▸ **Task to complete**: Identify every line in the records below that contains the word "JSON", and copy each of those lines.

▸ **Data for the task**:
______________________________

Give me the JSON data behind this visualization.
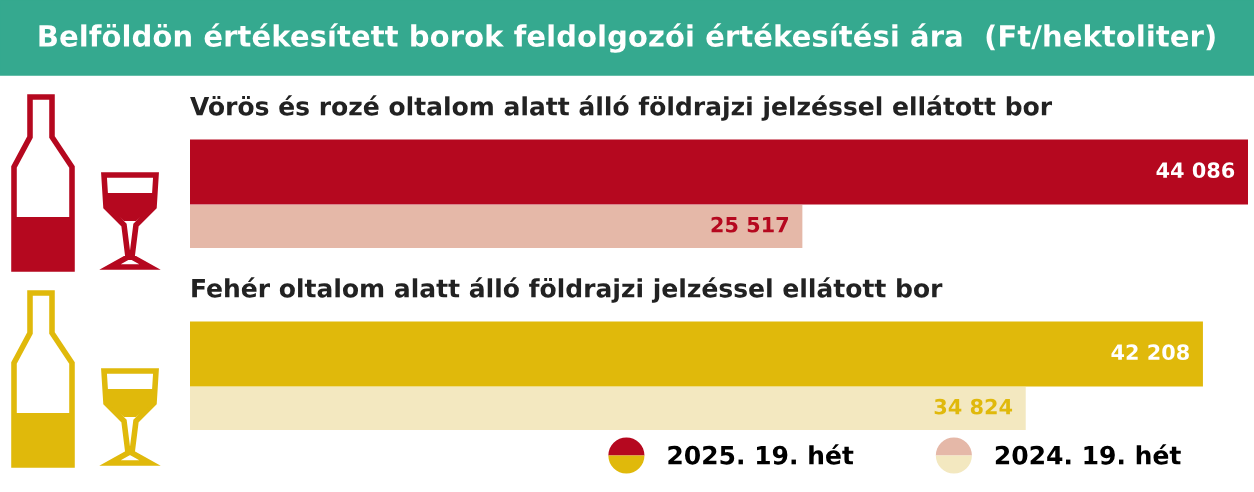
{
  "chart_data": {
    "type": "bar",
    "orientation": "horizontal",
    "title": "Belföldön értékesített borok feldolgozói értékesítési ára  (Ft/hektoliter)",
    "categories": [
      "Vörös és rozé oltalom alatt álló földrajzi jelzéssel ellátott bor",
      "Fehér oltalom alatt álló földrajzi jelzéssel ellátott bor"
    ],
    "series": [
      {
        "name": "2025. 19. hét",
        "colors": [
          "#b5081f",
          "#e0b90b"
        ],
        "values": [
          44086,
          42208
        ],
        "value_labels": [
          "44 086",
          "42 208"
        ]
      },
      {
        "name": "2024. 19. hét",
        "colors": [
          "#e5b8a8",
          "#f3e8c0"
        ],
        "values": [
          25517,
          34824
        ],
        "value_labels": [
          "25 517",
          "34 824"
        ]
      }
    ],
    "legend": "bottom right"
  }
}
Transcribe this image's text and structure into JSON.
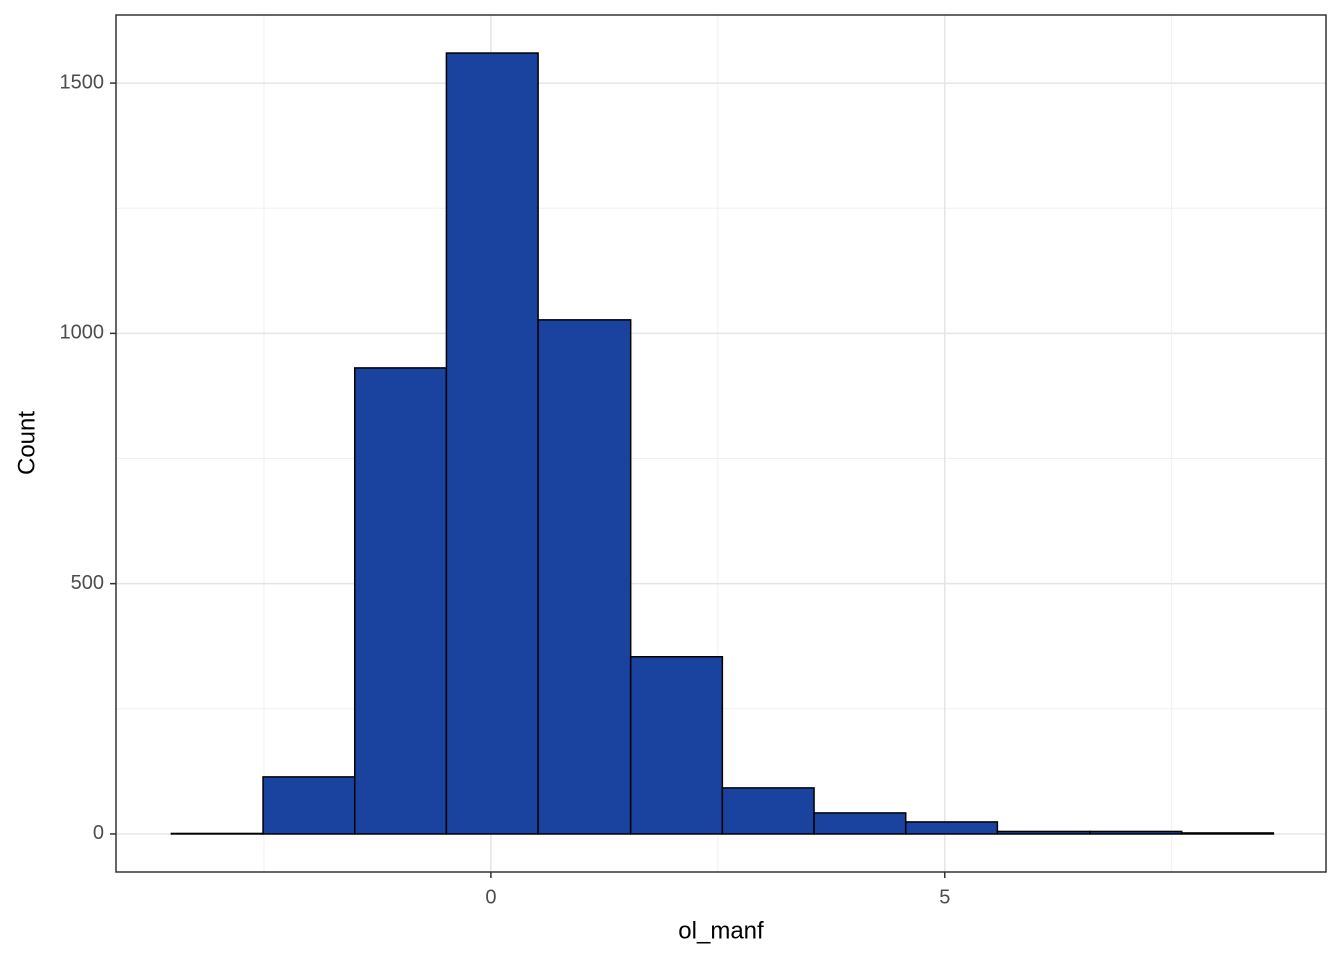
{
  "chart_data": {
    "type": "histogram",
    "x_label": "ol_manf",
    "y_label": "Count",
    "bins": [
      -3.52,
      -2.51,
      -1.5,
      -0.49,
      0.52,
      1.54,
      2.55,
      3.56,
      4.57,
      5.58,
      6.6,
      7.61,
      8.62
    ],
    "values": [
      1,
      114,
      931,
      1560,
      1027,
      354,
      92,
      42,
      24,
      5,
      5,
      2
    ],
    "color": "#1a43a0",
    "edge_color": "#000000",
    "xlim": [
      -4.13,
      9.2
    ],
    "xticks": [
      0,
      5
    ],
    "ylim": [
      -76,
      1636
    ],
    "yticks": [
      0,
      500,
      1000,
      1500
    ],
    "grid": true,
    "x_minor_grid": [
      -2.5,
      2.5,
      7.5
    ],
    "y_minor_grid": [
      250,
      750,
      1250
    ]
  }
}
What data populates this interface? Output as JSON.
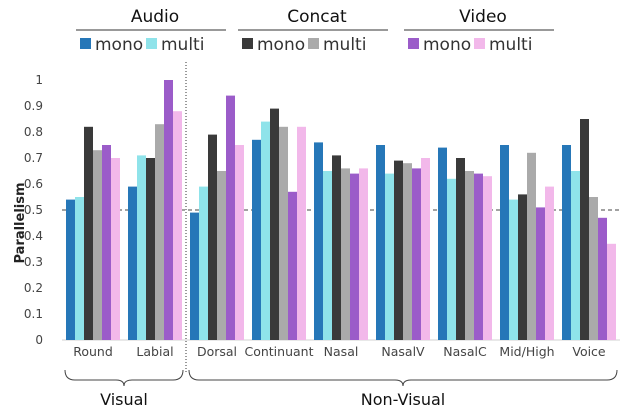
{
  "chart_data": {
    "type": "bar",
    "ylabel": "Parallelism",
    "ylim": [
      0,
      1
    ],
    "yticks": [
      "0",
      "0.1",
      "0.2",
      "0.3",
      "0.4",
      "0.5",
      "0.6",
      "0.7",
      "0.8",
      "0.9",
      "1"
    ],
    "reference_line": 0.5,
    "categories": [
      "Round",
      "Labial",
      "Dorsal",
      "Continuant",
      "Nasal",
      "NasalV",
      "NasalC",
      "Mid/High",
      "Voice"
    ],
    "legend_groups": [
      {
        "title": "Audio",
        "series": [
          0,
          1
        ]
      },
      {
        "title": "Concat",
        "series": [
          2,
          3
        ]
      },
      {
        "title": "Video",
        "series": [
          4,
          5
        ]
      }
    ],
    "series": [
      {
        "name": "mono",
        "group": "Audio",
        "color": "#2677b8",
        "values": [
          0.54,
          0.59,
          0.49,
          0.77,
          0.76,
          0.75,
          0.74,
          0.75,
          0.75
        ]
      },
      {
        "name": "multi",
        "group": "Audio",
        "color": "#8fe3ea",
        "values": [
          0.55,
          0.71,
          0.59,
          0.84,
          0.65,
          0.64,
          0.62,
          0.54,
          0.65
        ]
      },
      {
        "name": "mono",
        "group": "Concat",
        "color": "#3a3a3a",
        "values": [
          0.82,
          0.7,
          0.79,
          0.89,
          0.71,
          0.69,
          0.7,
          0.56,
          0.85
        ]
      },
      {
        "name": "multi",
        "group": "Concat",
        "color": "#aaaaaa",
        "values": [
          0.73,
          0.83,
          0.65,
          0.82,
          0.66,
          0.68,
          0.65,
          0.72,
          0.55
        ]
      },
      {
        "name": "mono",
        "group": "Video",
        "color": "#9b5cc9",
        "values": [
          0.75,
          1.0,
          0.94,
          0.57,
          0.64,
          0.66,
          0.64,
          0.51,
          0.47
        ]
      },
      {
        "name": "multi",
        "group": "Video",
        "color": "#f2b8ea",
        "values": [
          0.7,
          0.88,
          0.75,
          0.82,
          0.66,
          0.7,
          0.63,
          0.59,
          0.37
        ]
      }
    ],
    "category_groups": [
      {
        "label": "Visual",
        "categories": [
          "Round",
          "Labial"
        ]
      },
      {
        "label": "Non-Visual",
        "categories": [
          "Dorsal",
          "Continuant",
          "Nasal",
          "NasalV",
          "NasalC",
          "Mid/High",
          "Voice"
        ]
      }
    ],
    "grid": false,
    "legend_position": "top"
  }
}
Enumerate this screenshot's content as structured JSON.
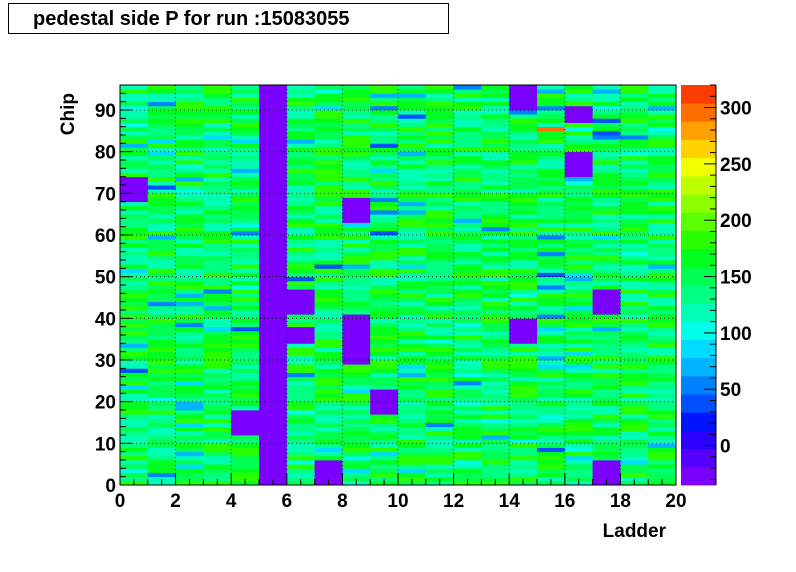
{
  "title": "pedestal side P for run :15083055",
  "chart_data": {
    "type": "heatmap",
    "title": "pedestal side P for run :15083055",
    "xlabel": "Ladder",
    "ylabel": "Chip",
    "xlim": [
      0,
      20
    ],
    "ylim": [
      0,
      96
    ],
    "zlim": [
      -35,
      320
    ],
    "x_ticks": [
      0,
      2,
      4,
      6,
      8,
      10,
      12,
      14,
      16,
      18,
      20
    ],
    "y_ticks": [
      0,
      10,
      20,
      30,
      40,
      50,
      60,
      70,
      80,
      90
    ],
    "z_ticks": [
      0,
      50,
      100,
      150,
      200,
      250,
      300
    ],
    "palette": [
      "#7c00ff",
      "#5500ff",
      "#2b00ff",
      "#0014ff",
      "#0050ff",
      "#0082ff",
      "#00b4ff",
      "#00dcff",
      "#00ffe6",
      "#00ffb4",
      "#00ff82",
      "#00ff50",
      "#00ff1e",
      "#28ff00",
      "#5aff00",
      "#8cff00",
      "#beff00",
      "#f0ff00",
      "#ffd200",
      "#ffa000",
      "#ff6e00",
      "#ff3c00"
    ],
    "grid": true,
    "bins_x": 20,
    "bins_y": 96,
    "baseline_value": 150,
    "baseline_variation": 40,
    "special_regions": [
      {
        "ladders": [
          5
        ],
        "chips": [
          0,
          96
        ],
        "value": -20
      },
      {
        "ladders": [
          4
        ],
        "chips": [
          12,
          18
        ],
        "value": -20
      },
      {
        "ladders": [
          6
        ],
        "chips": [
          34,
          38
        ],
        "value": -20
      },
      {
        "ladders": [
          6
        ],
        "chips": [
          41,
          47
        ],
        "value": -20
      },
      {
        "ladders": [
          8
        ],
        "chips": [
          29,
          41
        ],
        "value": -20
      },
      {
        "ladders": [
          8
        ],
        "chips": [
          63,
          69
        ],
        "value": -20
      },
      {
        "ladders": [
          9
        ],
        "chips": [
          17,
          23
        ],
        "value": -20
      },
      {
        "ladders": [
          14
        ],
        "chips": [
          34,
          40
        ],
        "value": -20
      },
      {
        "ladders": [
          14
        ],
        "chips": [
          90,
          96
        ],
        "value": -20
      },
      {
        "ladders": [
          17
        ],
        "chips": [
          0,
          6
        ],
        "value": -20
      },
      {
        "ladders": [
          17
        ],
        "chips": [
          41,
          47
        ],
        "value": -20
      },
      {
        "ladders": [
          16
        ],
        "chips": [
          74,
          80
        ],
        "value": -20
      },
      {
        "ladders": [
          16
        ],
        "chips": [
          87,
          91
        ],
        "value": -20
      },
      {
        "ladders": [
          0
        ],
        "chips": [
          68,
          74
        ],
        "value": -20
      },
      {
        "ladders": [
          7
        ],
        "chips": [
          0,
          6
        ],
        "value": -20
      },
      {
        "ladders": [
          15
        ],
        "chips": [
          85,
          86
        ],
        "value": 300
      }
    ]
  }
}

______________________________

▸ **Response to the exercise**:
Give me the JSON data behind this visualization.
Transcribe this image's text and structure into JSON.
What data populates this interface? Output as JSON.
Enumerate this screenshot's content as structured JSON.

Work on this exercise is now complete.